_GOAL OF THE EXERCISE:_ Every line that holds "Ethereum" should be shown.
____ PROVIDED MATERIAL
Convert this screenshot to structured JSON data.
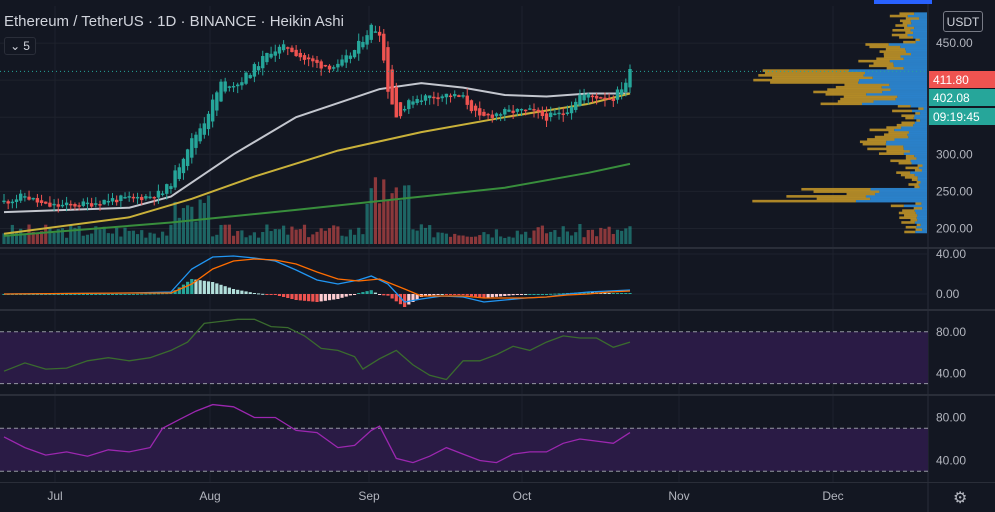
{
  "header": {
    "symbol": "Ethereum / TetherUS",
    "interval": "1D",
    "exchange": "BINANCE",
    "chart_style": "Heikin Ashi",
    "sep": "·",
    "indicator_count": "5",
    "currency": "USDT"
  },
  "price_tags": {
    "current": "411.80",
    "second": "402.08",
    "countdown": "09:19:45",
    "current_color": "#ef5350",
    "second_color": "#26a69a"
  },
  "colors": {
    "bg": "#131722",
    "grid": "#1e222d",
    "up": "#26a69a",
    "down": "#ef5350",
    "ma_fast": "#c3c6ce",
    "ma_mid": "#c9b13a",
    "ma_slow": "#388e3c",
    "macd": "#2196f3",
    "signal": "#ff6d00",
    "rsi_line": "#3a6b2e",
    "rsi2_line": "#9c27b0",
    "band": "#2a1b45",
    "vp_buy": "#2e8bd8",
    "vp_sell": "#c99a28"
  },
  "chart_data": [
    {
      "type": "candlestick",
      "title": "Ethereum / TetherUS 1D BINANCE Heikin Ashi",
      "x_ticks": [
        "Jul",
        "Aug",
        "Sep",
        "Oct",
        "Nov",
        "Dec"
      ],
      "y_ticks": [
        200,
        250,
        300,
        350,
        400,
        450
      ],
      "y_tick_labels": [
        "200.00",
        "250.00",
        "300.00",
        "",
        "",
        "450.00"
      ],
      "ylim": [
        175,
        500
      ],
      "current_price": 411.8,
      "close_points": [
        [
          0,
          236
        ],
        [
          5,
          244
        ],
        [
          10,
          230
        ],
        [
          15,
          231
        ],
        [
          20,
          233
        ],
        [
          25,
          239
        ],
        [
          30,
          240
        ],
        [
          35,
          244
        ],
        [
          38,
          248
        ],
        [
          40,
          262
        ],
        [
          44,
          310
        ],
        [
          48,
          345
        ],
        [
          52,
          396
        ],
        [
          56,
          395
        ],
        [
          60,
          417
        ],
        [
          64,
          440
        ],
        [
          68,
          445
        ],
        [
          72,
          428
        ],
        [
          76,
          420
        ],
        [
          80,
          418
        ],
        [
          84,
          440
        ],
        [
          88,
          472
        ],
        [
          90,
          465
        ],
        [
          92,
          388
        ],
        [
          94,
          350
        ],
        [
          98,
          375
        ],
        [
          102,
          378
        ],
        [
          106,
          380
        ],
        [
          110,
          376
        ],
        [
          114,
          348
        ],
        [
          118,
          355
        ],
        [
          122,
          358
        ],
        [
          126,
          358
        ],
        [
          130,
          350
        ],
        [
          134,
          355
        ],
        [
          138,
          380
        ],
        [
          142,
          378
        ],
        [
          146,
          376
        ],
        [
          149,
          398
        ],
        [
          150,
          411.8
        ]
      ],
      "moving_averages": [
        {
          "name": "",
          "points": [
            [
              0,
              222
            ],
            [
              30,
              228
            ],
            [
              40,
              243
            ],
            [
              55,
              300
            ],
            [
              70,
              350
            ],
            [
              90,
              388
            ],
            [
              100,
              396
            ],
            [
              110,
              390
            ],
            [
              120,
              380
            ],
            [
              130,
              378
            ],
            [
              140,
              382
            ],
            [
              150,
              382
            ]
          ]
        },
        {
          "name": "",
          "points": [
            [
              0,
              193
            ],
            [
              30,
              215
            ],
            [
              45,
              240
            ],
            [
              60,
              270
            ],
            [
              80,
              305
            ],
            [
              100,
              330
            ],
            [
              120,
              350
            ],
            [
              140,
              368
            ],
            [
              150,
              382
            ]
          ]
        },
        {
          "name": "",
          "points": [
            [
              0,
              190
            ],
            [
              40,
              208
            ],
            [
              70,
              225
            ],
            [
              100,
              243
            ],
            [
              120,
              255
            ],
            [
              140,
              275
            ],
            [
              150,
              287
            ]
          ]
        }
      ],
      "volume": {
        "ylim": [
          0,
          1
        ]
      }
    },
    {
      "type": "histogram",
      "y_ticks": [
        0,
        40
      ],
      "y_tick_labels": [
        "0.00",
        "40.00"
      ],
      "ylim": [
        -15,
        45
      ],
      "macd": [
        [
          0,
          0
        ],
        [
          30,
          1
        ],
        [
          40,
          2
        ],
        [
          45,
          25
        ],
        [
          50,
          37
        ],
        [
          55,
          38
        ],
        [
          60,
          36
        ],
        [
          65,
          33
        ],
        [
          70,
          24
        ],
        [
          75,
          14
        ],
        [
          80,
          10
        ],
        [
          85,
          14
        ],
        [
          88,
          18
        ],
        [
          92,
          10
        ],
        [
          96,
          -8
        ],
        [
          100,
          -5
        ],
        [
          105,
          -2
        ],
        [
          110,
          -3
        ],
        [
          115,
          -8
        ],
        [
          120,
          -6
        ],
        [
          125,
          -4
        ],
        [
          130,
          -3
        ],
        [
          135,
          0
        ],
        [
          140,
          2
        ],
        [
          145,
          3
        ],
        [
          150,
          4
        ]
      ],
      "signal": [
        [
          0,
          0
        ],
        [
          30,
          1
        ],
        [
          40,
          1
        ],
        [
          45,
          10
        ],
        [
          50,
          25
        ],
        [
          55,
          33
        ],
        [
          60,
          35
        ],
        [
          65,
          34
        ],
        [
          70,
          30
        ],
        [
          75,
          22
        ],
        [
          80,
          15
        ],
        [
          85,
          13
        ],
        [
          90,
          15
        ],
        [
          96,
          5
        ],
        [
          100,
          -2
        ],
        [
          105,
          -2
        ],
        [
          110,
          -2
        ],
        [
          115,
          -4
        ],
        [
          120,
          -4
        ],
        [
          125,
          -4
        ],
        [
          130,
          -3
        ],
        [
          135,
          -1
        ],
        [
          140,
          0
        ],
        [
          145,
          2
        ],
        [
          150,
          3
        ]
      ]
    },
    {
      "type": "line",
      "y_ticks": [
        40,
        80
      ],
      "y_tick_labels": [
        "40.00",
        "80.00"
      ],
      "ylim": [
        20,
        100
      ],
      "bands": [
        30,
        80
      ],
      "points": [
        [
          0,
          42
        ],
        [
          5,
          50
        ],
        [
          10,
          44
        ],
        [
          15,
          45
        ],
        [
          20,
          52
        ],
        [
          25,
          55
        ],
        [
          30,
          52
        ],
        [
          35,
          55
        ],
        [
          40,
          62
        ],
        [
          44,
          70
        ],
        [
          48,
          88
        ],
        [
          52,
          90
        ],
        [
          56,
          92
        ],
        [
          60,
          92
        ],
        [
          64,
          85
        ],
        [
          68,
          84
        ],
        [
          72,
          76
        ],
        [
          76,
          64
        ],
        [
          80,
          62
        ],
        [
          84,
          56
        ],
        [
          86,
          44
        ],
        [
          90,
          54
        ],
        [
          94,
          62
        ],
        [
          98,
          48
        ],
        [
          102,
          38
        ],
        [
          106,
          34
        ],
        [
          110,
          52
        ],
        [
          114,
          52
        ],
        [
          118,
          58
        ],
        [
          122,
          66
        ],
        [
          126,
          62
        ],
        [
          130,
          70
        ],
        [
          134,
          76
        ],
        [
          138,
          74
        ],
        [
          142,
          74
        ],
        [
          146,
          65
        ],
        [
          150,
          70
        ]
      ]
    },
    {
      "type": "line",
      "y_ticks": [
        40,
        80
      ],
      "y_tick_labels": [
        "40.00",
        "80.00"
      ],
      "ylim": [
        20,
        100
      ],
      "bands": [
        30,
        70
      ],
      "points": [
        [
          0,
          62
        ],
        [
          5,
          52
        ],
        [
          10,
          45
        ],
        [
          15,
          48
        ],
        [
          20,
          44
        ],
        [
          25,
          50
        ],
        [
          30,
          48
        ],
        [
          35,
          52
        ],
        [
          38,
          70
        ],
        [
          42,
          78
        ],
        [
          46,
          86
        ],
        [
          50,
          92
        ],
        [
          55,
          90
        ],
        [
          60,
          80
        ],
        [
          65,
          80
        ],
        [
          70,
          68
        ],
        [
          75,
          66
        ],
        [
          80,
          52
        ],
        [
          84,
          54
        ],
        [
          88,
          68
        ],
        [
          90,
          72
        ],
        [
          94,
          42
        ],
        [
          98,
          38
        ],
        [
          102,
          44
        ],
        [
          106,
          52
        ],
        [
          110,
          46
        ],
        [
          114,
          40
        ],
        [
          118,
          38
        ],
        [
          122,
          46
        ],
        [
          126,
          48
        ],
        [
          130,
          48
        ],
        [
          134,
          56
        ],
        [
          138,
          60
        ],
        [
          142,
          58
        ],
        [
          146,
          56
        ],
        [
          150,
          66
        ]
      ]
    }
  ]
}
________
_SOLUTION FOR THIS PROBLEM:_
    "symbol": "Ethereum / TetherUS",
      "title": "Ethereum / TetherUS 1D BINANCE Heikin Ashi",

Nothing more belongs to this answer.